• [YOUR TASK]
Locate every line that holds the string "подтвердить" and copy it.

• [MATERIAL SHOWN]
********
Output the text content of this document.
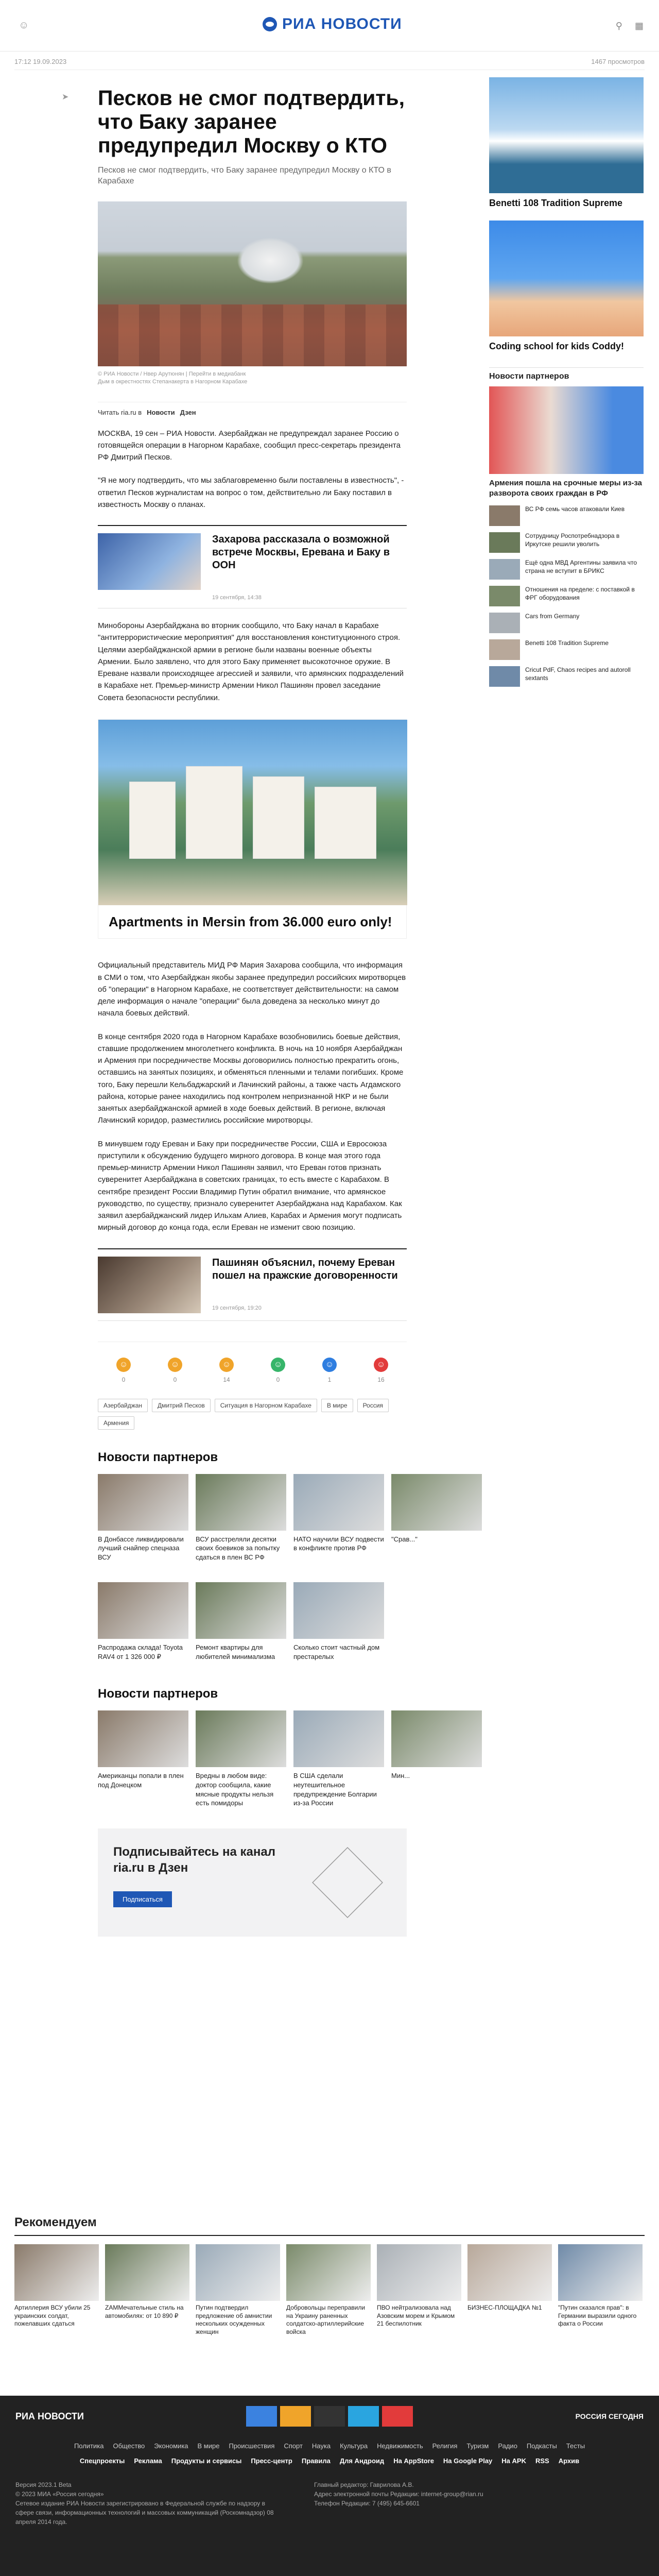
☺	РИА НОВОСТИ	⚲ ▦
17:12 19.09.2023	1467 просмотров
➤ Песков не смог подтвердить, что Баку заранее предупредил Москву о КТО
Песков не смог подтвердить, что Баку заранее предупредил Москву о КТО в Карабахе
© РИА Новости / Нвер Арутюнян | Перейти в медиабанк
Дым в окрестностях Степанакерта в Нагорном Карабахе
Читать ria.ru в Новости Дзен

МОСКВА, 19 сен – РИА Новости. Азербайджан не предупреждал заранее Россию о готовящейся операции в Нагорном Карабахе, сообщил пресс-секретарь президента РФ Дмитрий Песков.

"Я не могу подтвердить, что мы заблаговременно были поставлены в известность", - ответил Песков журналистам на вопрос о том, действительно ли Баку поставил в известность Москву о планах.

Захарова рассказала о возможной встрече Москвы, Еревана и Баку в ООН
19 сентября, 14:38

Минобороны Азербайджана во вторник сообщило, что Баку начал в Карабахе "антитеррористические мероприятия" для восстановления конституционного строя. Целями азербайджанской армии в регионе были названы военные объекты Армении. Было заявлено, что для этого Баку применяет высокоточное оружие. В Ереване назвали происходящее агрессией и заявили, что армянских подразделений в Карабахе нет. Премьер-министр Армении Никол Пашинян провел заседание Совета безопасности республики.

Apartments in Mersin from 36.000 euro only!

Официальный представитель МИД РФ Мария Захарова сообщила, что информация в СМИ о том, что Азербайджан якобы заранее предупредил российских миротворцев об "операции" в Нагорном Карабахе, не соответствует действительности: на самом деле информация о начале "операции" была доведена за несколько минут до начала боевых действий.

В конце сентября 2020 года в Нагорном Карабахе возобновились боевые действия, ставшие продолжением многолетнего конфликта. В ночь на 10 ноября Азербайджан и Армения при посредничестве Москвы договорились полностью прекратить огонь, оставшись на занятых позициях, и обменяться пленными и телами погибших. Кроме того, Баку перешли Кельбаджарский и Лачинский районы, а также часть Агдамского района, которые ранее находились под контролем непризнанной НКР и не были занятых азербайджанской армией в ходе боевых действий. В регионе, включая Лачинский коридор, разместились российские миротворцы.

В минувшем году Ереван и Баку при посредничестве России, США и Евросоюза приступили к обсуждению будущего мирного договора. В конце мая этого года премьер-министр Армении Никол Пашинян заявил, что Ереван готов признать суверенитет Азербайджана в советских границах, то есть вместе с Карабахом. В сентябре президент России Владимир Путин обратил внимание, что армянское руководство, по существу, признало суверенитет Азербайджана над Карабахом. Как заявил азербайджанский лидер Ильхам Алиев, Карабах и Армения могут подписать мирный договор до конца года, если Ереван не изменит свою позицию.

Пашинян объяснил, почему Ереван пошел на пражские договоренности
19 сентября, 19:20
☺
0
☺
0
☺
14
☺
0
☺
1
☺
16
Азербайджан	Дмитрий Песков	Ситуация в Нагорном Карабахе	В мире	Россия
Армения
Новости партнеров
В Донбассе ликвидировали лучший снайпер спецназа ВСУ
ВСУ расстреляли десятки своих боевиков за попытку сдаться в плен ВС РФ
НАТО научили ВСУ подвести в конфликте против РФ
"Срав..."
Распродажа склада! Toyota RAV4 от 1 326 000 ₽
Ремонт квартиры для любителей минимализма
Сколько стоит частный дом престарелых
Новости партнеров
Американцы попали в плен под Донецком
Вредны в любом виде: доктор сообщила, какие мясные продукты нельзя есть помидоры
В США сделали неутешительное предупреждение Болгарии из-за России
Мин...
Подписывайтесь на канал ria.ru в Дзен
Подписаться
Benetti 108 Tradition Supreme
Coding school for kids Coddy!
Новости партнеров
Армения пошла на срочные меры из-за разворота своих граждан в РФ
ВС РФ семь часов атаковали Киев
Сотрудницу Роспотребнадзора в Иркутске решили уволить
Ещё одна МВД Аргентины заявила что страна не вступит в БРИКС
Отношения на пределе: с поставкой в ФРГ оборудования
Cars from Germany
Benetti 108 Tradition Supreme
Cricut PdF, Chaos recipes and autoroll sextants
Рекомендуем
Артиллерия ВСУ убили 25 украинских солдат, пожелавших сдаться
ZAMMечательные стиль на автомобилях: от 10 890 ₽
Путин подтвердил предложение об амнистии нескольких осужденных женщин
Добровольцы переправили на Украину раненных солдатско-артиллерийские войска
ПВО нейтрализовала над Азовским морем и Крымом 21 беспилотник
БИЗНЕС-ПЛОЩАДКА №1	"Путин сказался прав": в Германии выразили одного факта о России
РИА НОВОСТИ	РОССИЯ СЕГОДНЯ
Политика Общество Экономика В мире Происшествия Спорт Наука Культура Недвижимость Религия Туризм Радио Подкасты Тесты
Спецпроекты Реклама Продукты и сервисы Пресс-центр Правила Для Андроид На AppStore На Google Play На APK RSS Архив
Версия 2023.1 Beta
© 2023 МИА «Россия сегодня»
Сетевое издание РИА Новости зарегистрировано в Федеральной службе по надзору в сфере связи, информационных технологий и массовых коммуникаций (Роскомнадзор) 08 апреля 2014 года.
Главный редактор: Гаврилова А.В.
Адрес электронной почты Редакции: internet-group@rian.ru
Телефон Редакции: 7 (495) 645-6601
********
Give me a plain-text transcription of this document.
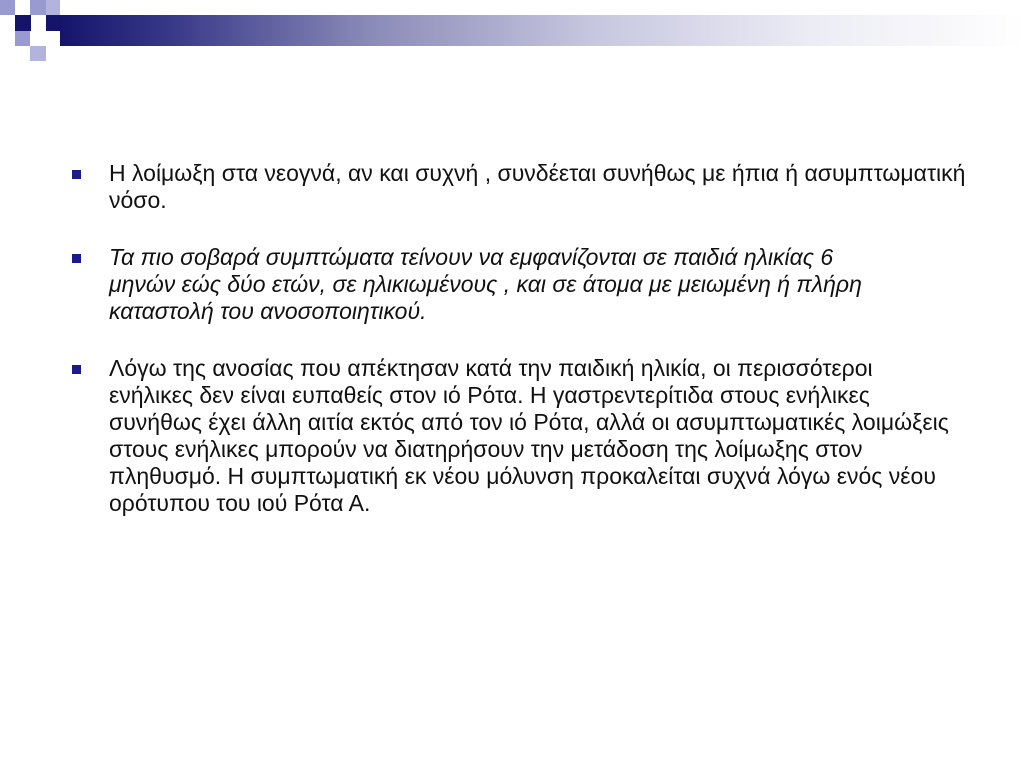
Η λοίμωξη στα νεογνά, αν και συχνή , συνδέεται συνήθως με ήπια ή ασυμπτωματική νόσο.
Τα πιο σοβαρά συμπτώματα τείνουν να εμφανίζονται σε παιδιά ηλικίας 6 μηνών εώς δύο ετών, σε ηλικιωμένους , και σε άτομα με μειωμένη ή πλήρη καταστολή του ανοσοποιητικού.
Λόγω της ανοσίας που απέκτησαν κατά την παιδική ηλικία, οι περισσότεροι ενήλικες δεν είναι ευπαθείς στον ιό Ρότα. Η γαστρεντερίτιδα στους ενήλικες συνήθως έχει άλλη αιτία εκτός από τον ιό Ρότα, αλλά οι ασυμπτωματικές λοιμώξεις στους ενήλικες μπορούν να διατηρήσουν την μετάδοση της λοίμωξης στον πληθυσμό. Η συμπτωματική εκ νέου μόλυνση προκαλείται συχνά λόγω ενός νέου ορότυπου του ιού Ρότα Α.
********
• [EXERCISE RESULT]
➤ Песков не смог подтвердить, что Баку заранее предупредил Москву о КТО
Песков не смог подтвердить, что Баку заранее предупредил Москву о КТО в Карабахе
"Я не могу подтвердить, что мы заблаговременно были поставлены в известность", - ответил Песков журналистам на вопрос о том, действительно ли Баку поставил в известность Москву о планах.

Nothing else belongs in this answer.